Written exercise: Copy out each line that has "time" in it.

═══ Source records ═══

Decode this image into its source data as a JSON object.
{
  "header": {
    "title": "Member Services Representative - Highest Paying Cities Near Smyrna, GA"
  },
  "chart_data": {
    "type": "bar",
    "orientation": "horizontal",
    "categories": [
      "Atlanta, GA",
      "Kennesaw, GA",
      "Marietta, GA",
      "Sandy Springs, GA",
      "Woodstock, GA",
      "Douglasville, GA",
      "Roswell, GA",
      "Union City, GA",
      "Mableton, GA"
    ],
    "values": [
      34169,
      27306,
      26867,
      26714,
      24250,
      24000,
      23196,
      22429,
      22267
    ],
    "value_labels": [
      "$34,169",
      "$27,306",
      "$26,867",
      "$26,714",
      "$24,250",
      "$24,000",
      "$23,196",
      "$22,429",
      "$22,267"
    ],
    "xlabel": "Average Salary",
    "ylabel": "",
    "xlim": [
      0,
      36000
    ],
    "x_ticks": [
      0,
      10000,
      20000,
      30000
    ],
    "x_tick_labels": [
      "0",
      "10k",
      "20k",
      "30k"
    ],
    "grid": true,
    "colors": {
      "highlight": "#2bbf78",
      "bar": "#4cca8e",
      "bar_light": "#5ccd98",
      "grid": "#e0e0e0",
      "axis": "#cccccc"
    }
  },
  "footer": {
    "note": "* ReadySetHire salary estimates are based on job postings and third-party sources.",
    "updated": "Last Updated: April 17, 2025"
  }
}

═══
═══ Source records ═══

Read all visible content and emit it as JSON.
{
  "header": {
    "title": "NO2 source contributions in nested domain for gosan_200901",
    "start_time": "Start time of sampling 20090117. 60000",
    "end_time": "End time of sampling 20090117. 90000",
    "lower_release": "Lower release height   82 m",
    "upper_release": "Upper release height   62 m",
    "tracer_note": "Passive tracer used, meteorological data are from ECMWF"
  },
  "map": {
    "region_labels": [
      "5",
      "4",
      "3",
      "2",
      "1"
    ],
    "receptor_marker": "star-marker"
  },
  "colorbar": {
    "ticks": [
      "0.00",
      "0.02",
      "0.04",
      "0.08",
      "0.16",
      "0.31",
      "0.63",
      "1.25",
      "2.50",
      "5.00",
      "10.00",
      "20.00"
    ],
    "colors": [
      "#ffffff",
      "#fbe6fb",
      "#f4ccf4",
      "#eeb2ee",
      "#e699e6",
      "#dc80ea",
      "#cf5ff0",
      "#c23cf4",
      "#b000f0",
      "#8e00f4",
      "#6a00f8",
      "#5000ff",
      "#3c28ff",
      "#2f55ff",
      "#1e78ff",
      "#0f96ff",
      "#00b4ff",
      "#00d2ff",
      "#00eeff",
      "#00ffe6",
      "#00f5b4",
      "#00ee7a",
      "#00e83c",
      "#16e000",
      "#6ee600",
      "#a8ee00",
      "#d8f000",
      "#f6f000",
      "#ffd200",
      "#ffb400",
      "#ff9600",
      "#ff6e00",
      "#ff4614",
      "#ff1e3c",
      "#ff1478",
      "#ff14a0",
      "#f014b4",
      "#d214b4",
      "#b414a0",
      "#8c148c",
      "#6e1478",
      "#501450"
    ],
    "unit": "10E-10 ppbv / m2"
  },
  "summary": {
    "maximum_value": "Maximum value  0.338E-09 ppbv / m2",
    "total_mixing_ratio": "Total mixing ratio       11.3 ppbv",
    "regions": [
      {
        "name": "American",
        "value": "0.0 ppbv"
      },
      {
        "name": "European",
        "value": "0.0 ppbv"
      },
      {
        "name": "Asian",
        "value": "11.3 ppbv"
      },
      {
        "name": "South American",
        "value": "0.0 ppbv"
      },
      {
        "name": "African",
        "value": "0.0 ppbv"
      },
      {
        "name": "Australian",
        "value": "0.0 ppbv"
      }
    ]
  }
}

═══

Answer to this exercise:
    "start_time": "Start time of sampling 20090117. 60000",
    "end_time": "End time of sampling 20090117. 90000",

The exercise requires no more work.